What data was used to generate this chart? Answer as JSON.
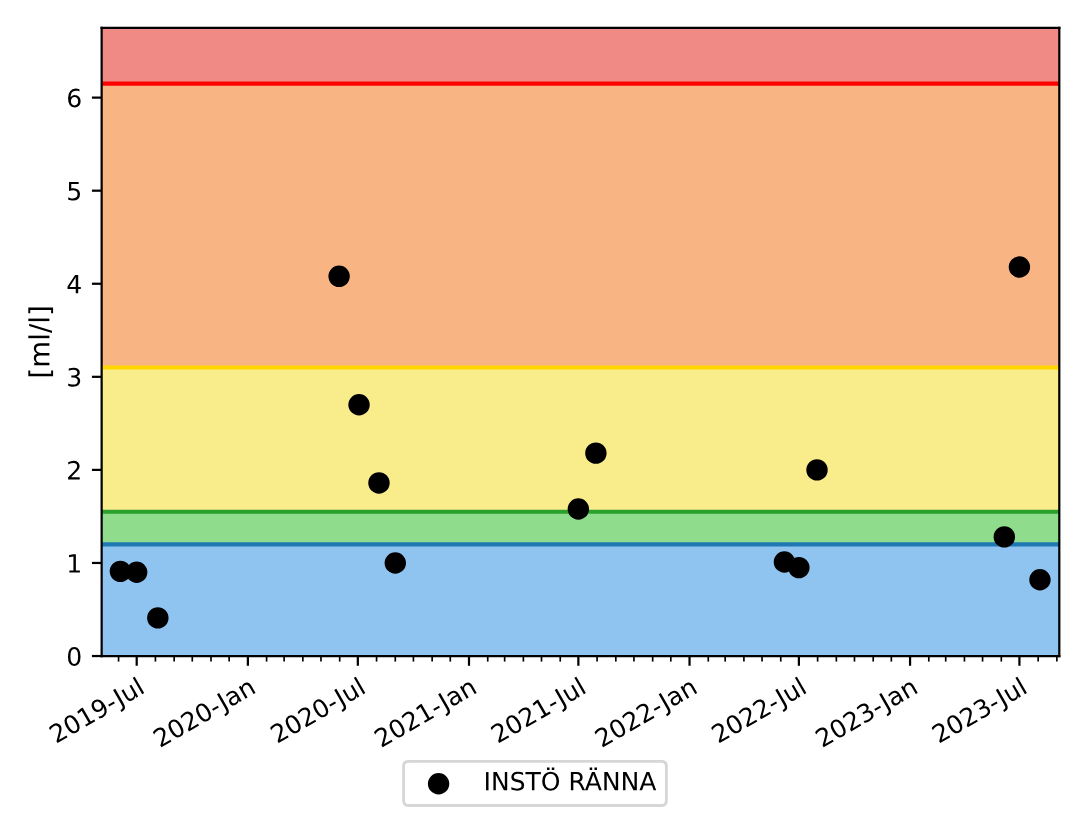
{
  "chart_data": {
    "type": "scatter",
    "ylabel": "[ml/l]",
    "series": [
      {
        "name": "INSTÖ RÄNNA",
        "color": "#000000",
        "x": [
          "2019-06-04",
          "2019-07-01",
          "2019-08-05",
          "2020-05-31",
          "2020-07-03",
          "2020-08-05",
          "2020-09-01",
          "2021-07-01",
          "2021-07-30",
          "2022-06-07",
          "2022-07-01",
          "2022-07-31",
          "2023-06-06",
          "2023-07-01",
          "2023-08-04"
        ],
        "values": [
          0.91,
          0.9,
          0.41,
          4.08,
          2.7,
          1.86,
          1.0,
          1.58,
          2.18,
          1.01,
          0.95,
          2.0,
          1.28,
          4.18,
          0.82
        ]
      }
    ],
    "bands": [
      {
        "axis": "y",
        "from": 0,
        "to": 1.2,
        "color": "#90c4f0"
      },
      {
        "axis": "y",
        "from": 1.2,
        "to": 1.55,
        "color": "#8fdc8c"
      },
      {
        "axis": "y",
        "from": 1.55,
        "to": 3.1,
        "color": "#f9ec8a"
      },
      {
        "axis": "y",
        "from": 3.1,
        "to": 6.15,
        "color": "#f8b483"
      },
      {
        "axis": "y",
        "from": 6.15,
        "to": 6.75,
        "color": "#ef8a84"
      }
    ],
    "ref_lines": [
      {
        "axis": "y",
        "value": 1.2,
        "color": "#1f77b4"
      },
      {
        "axis": "y",
        "value": 1.55,
        "color": "#2ca02c"
      },
      {
        "axis": "y",
        "value": 3.1,
        "color": "#ffd700"
      },
      {
        "axis": "y",
        "value": 6.15,
        "color": "#ff0000"
      }
    ],
    "xlim": [
      "2019-05-04",
      "2023-09-05"
    ],
    "xticks": [
      {
        "value": "2019-07-01",
        "label": "2019-Jul"
      },
      {
        "value": "2020-01-01",
        "label": "2020-Jan"
      },
      {
        "value": "2020-07-01",
        "label": "2020-Jul"
      },
      {
        "value": "2021-01-01",
        "label": "2021-Jan"
      },
      {
        "value": "2021-07-01",
        "label": "2021-Jul"
      },
      {
        "value": "2022-01-01",
        "label": "2022-Jan"
      },
      {
        "value": "2022-07-01",
        "label": "2022-Jul"
      },
      {
        "value": "2023-01-01",
        "label": "2023-Jan"
      },
      {
        "value": "2023-07-01",
        "label": "2023-Jul"
      }
    ],
    "ylim": [
      0,
      6.75
    ],
    "yticks": [
      0,
      1,
      2,
      3,
      4,
      5,
      6
    ],
    "marker": "circle",
    "legend": "bottom",
    "grid": false
  }
}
=-=-=-=-=
--- PROBLEM DESCRIPTION ---
Copy the data character for character, but drop all pictures from the copy.

--- FINISHED EXERCISE ---
What data was used to generate this chart? Answer as JSON.
{
  "chart_data": {
    "type": "scatter",
    "ylabel": "[ml/l]",
    "series": [
      {
        "name": "INSTÖ RÄNNA",
        "color": "#000000",
        "x": [
          "2019-06-04",
          "2019-07-01",
          "2019-08-05",
          "2020-05-31",
          "2020-07-03",
          "2020-08-05",
          "2020-09-01",
          "2021-07-01",
          "2021-07-30",
          "2022-06-07",
          "2022-07-01",
          "2022-07-31",
          "2023-06-06",
          "2023-07-01",
          "2023-08-04"
        ],
        "values": [
          0.91,
          0.9,
          0.41,
          4.08,
          2.7,
          1.86,
          1.0,
          1.58,
          2.18,
          1.01,
          0.95,
          2.0,
          1.28,
          4.18,
          0.82
        ]
      }
    ],
    "bands": [
      {
        "axis": "y",
        "from": 0,
        "to": 1.2,
        "color": "#90c4f0"
      },
      {
        "axis": "y",
        "from": 1.2,
        "to": 1.55,
        "color": "#8fdc8c"
      },
      {
        "axis": "y",
        "from": 1.55,
        "to": 3.1,
        "color": "#f9ec8a"
      },
      {
        "axis": "y",
        "from": 3.1,
        "to": 6.15,
        "color": "#f8b483"
      },
      {
        "axis": "y",
        "from": 6.15,
        "to": 6.75,
        "color": "#ef8a84"
      }
    ],
    "ref_lines": [
      {
        "axis": "y",
        "value": 1.2,
        "color": "#1f77b4"
      },
      {
        "axis": "y",
        "value": 1.55,
        "color": "#2ca02c"
      },
      {
        "axis": "y",
        "value": 3.1,
        "color": "#ffd700"
      },
      {
        "axis": "y",
        "value": 6.15,
        "color": "#ff0000"
      }
    ],
    "xlim": [
      "2019-05-04",
      "2023-09-05"
    ],
    "xticks": [
      {
        "value": "2019-07-01",
        "label": "2019-Jul"
      },
      {
        "value": "2020-01-01",
        "label": "2020-Jan"
      },
      {
        "value": "2020-07-01",
        "label": "2020-Jul"
      },
      {
        "value": "2021-01-01",
        "label": "2021-Jan"
      },
      {
        "value": "2021-07-01",
        "label": "2021-Jul"
      },
      {
        "value": "2022-01-01",
        "label": "2022-Jan"
      },
      {
        "value": "2022-07-01",
        "label": "2022-Jul"
      },
      {
        "value": "2023-01-01",
        "label": "2023-Jan"
      },
      {
        "value": "2023-07-01",
        "label": "2023-Jul"
      }
    ],
    "ylim": [
      0,
      6.75
    ],
    "yticks": [
      0,
      1,
      2,
      3,
      4,
      5,
      6
    ],
    "marker": "circle",
    "legend": "bottom",
    "grid": false
  }
}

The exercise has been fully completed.